===== EXTRATO DO DOCUMENTO =====

Confiantes de que a reabertura do ensino secundário (11.º/12.º ano), creches e pré-escolar, poderá ser sujeita a falhas no que diz respeito à aplicação das medidas de segurança previstas pelo Governo, os educadores e professores estão a considerar recorrer à apresentação de declarações de exclusão de responsabilidade na eventualidade de ser registado um caso de contágio de uma criança no seu local de trabalho.
Os professores e educadores podem recorrer, como qualquer trabalhador em Funções Públicas, a esta declaração caso se encontre ou os seus alunos em risco, não obstante o signatário desenvolver todos os esforços para obviar a que surja algum incidente de contágio e para exercer os seus deveres como educador/professor ao seu alcance, não deve assumir qualquer responsabilidade pelos acidentes ou incidentes que possam verificar-se em resultado das deficientes e anómalas condições de organização da escola que não sejam causadas por si.
A legislação prevê essa exclusão de responsabilidades. Fica aqui para vossa consulta e decisão sobre o que fazer.

=====

O QUE SE PEDE:
(A) Transcreva do extrato sobre a declaração de exclusão de responsabilidade o trecho que se inicia nas palavras que contêm "Os professores e" e termina em "o que fazer.".
(B) Traduza para inglês a seguinte frase do extrato sobre a declaração de exclusão de responsabilidade: "A legislação prevê essa exclusão de responsabilidades."
(C) Segundo o extrato sobre a declaração de exclusão de responsabilidade, que níveis de ensino são abrangidos pela reabertura?

===== CONTEÚDO DOS DADOS =====

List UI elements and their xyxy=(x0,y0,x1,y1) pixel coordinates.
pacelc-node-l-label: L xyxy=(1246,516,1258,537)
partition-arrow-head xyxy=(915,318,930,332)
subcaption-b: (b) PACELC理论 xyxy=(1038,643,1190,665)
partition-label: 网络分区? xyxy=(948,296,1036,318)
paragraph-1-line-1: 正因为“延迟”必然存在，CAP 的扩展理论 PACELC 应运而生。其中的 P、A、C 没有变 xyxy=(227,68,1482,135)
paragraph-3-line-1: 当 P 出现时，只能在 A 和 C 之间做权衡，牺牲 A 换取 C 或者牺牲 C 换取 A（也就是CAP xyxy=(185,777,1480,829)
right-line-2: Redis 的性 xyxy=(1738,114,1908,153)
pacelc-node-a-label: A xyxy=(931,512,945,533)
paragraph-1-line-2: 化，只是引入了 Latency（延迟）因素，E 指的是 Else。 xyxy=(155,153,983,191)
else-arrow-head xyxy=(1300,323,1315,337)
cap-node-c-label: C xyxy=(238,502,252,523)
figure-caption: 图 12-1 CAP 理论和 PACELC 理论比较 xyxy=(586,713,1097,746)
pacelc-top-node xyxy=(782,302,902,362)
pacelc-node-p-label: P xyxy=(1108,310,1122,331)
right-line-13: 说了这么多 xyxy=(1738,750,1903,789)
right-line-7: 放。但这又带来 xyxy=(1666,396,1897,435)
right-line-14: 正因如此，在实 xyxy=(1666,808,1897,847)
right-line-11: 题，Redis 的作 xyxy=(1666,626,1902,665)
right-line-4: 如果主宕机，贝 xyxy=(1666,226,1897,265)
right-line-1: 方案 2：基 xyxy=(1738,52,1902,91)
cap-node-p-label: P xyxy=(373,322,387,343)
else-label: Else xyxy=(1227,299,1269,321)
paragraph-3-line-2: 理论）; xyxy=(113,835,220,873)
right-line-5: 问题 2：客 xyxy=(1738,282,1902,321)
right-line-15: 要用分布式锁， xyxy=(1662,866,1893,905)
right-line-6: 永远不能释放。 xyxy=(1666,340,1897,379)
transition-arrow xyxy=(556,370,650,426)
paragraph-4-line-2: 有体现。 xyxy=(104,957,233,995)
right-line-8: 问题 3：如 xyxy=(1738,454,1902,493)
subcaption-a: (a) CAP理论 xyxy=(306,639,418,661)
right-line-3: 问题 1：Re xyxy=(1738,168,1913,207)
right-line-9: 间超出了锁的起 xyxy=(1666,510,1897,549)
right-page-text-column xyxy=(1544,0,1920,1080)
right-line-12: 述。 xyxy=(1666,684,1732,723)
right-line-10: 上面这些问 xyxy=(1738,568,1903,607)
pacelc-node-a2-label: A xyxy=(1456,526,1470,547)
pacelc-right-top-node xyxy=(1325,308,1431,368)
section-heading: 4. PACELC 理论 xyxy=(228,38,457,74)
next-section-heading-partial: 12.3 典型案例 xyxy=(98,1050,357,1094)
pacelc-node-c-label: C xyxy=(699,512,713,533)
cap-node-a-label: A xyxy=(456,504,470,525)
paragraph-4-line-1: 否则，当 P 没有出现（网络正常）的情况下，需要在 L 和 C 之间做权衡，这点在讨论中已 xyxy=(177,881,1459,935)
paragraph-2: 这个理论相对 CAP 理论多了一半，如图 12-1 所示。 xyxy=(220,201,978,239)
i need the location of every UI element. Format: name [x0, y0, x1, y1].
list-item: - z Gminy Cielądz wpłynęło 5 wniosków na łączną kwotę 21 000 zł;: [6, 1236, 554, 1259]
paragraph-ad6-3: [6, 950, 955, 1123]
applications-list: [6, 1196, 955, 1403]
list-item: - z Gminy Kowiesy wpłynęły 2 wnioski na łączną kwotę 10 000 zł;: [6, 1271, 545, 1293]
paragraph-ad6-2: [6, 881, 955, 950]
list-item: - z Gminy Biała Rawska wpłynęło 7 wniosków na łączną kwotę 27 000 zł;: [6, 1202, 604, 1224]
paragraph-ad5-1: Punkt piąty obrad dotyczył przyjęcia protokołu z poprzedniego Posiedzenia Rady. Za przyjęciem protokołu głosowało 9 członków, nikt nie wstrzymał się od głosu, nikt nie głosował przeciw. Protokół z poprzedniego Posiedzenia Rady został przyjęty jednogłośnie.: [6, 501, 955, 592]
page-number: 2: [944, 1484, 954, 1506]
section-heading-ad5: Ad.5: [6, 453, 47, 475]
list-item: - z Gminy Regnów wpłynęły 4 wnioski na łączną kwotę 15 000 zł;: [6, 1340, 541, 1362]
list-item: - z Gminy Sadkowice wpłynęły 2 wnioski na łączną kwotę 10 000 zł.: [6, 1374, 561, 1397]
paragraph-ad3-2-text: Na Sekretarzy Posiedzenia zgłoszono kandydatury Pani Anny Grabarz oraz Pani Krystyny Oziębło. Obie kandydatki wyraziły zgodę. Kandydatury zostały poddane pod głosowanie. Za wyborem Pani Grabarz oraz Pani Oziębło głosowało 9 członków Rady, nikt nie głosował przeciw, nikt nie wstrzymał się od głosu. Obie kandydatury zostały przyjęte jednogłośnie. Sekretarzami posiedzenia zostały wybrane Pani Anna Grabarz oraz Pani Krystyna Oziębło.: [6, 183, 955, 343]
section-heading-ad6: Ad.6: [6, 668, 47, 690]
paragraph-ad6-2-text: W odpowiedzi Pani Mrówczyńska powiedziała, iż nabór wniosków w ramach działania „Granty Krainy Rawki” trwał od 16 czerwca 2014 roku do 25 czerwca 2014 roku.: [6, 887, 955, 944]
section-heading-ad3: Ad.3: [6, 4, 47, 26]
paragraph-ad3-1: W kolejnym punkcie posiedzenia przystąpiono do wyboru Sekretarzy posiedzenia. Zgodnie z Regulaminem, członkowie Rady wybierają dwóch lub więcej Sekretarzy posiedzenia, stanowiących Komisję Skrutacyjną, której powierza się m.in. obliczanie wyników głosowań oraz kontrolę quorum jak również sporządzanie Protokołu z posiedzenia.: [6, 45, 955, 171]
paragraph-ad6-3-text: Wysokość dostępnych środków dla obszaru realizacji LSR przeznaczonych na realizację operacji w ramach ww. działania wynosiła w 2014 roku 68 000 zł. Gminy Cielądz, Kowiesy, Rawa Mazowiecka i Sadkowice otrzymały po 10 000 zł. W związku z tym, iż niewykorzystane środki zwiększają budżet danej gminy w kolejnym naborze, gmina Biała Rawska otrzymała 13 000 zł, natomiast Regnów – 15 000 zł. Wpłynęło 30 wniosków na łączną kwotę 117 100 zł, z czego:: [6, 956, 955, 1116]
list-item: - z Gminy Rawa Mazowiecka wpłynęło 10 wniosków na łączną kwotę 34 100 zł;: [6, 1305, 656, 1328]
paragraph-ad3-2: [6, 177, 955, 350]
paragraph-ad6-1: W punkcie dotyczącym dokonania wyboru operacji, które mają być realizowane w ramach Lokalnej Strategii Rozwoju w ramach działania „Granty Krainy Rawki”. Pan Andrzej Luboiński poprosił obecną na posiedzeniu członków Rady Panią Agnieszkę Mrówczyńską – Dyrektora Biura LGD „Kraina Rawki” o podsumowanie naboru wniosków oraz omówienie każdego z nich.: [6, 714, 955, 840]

=====

RESPOSTAS POR TAREFA:
(A)
Os professores e educadores podem recorrer, como qualquer trabalhador em Funções Públicas, a esta declaração caso se encontre ou os seus alunos em risco, não obstante o signatário desenvolver todos os esforços para obviar a que surja algum incidente de contágio e para exercer os seus deveres como educador/professor ao seu alcance, não deve assumir qualquer responsabilidade pelos acidentes ou incidentes que possam verificar-se em resultado das deficientes e anómalas condições de organização da escola que não sejam causadas por si.
A legislação prevê essa exclusão de responsabilidades. Fica aqui para vossa consulta e decisão sobre o que fazer.

(B) The legislation provides for this exclusion of liability.

(C) O ensino secundário (11.º/12.º ano), as creches e o pré-escolar.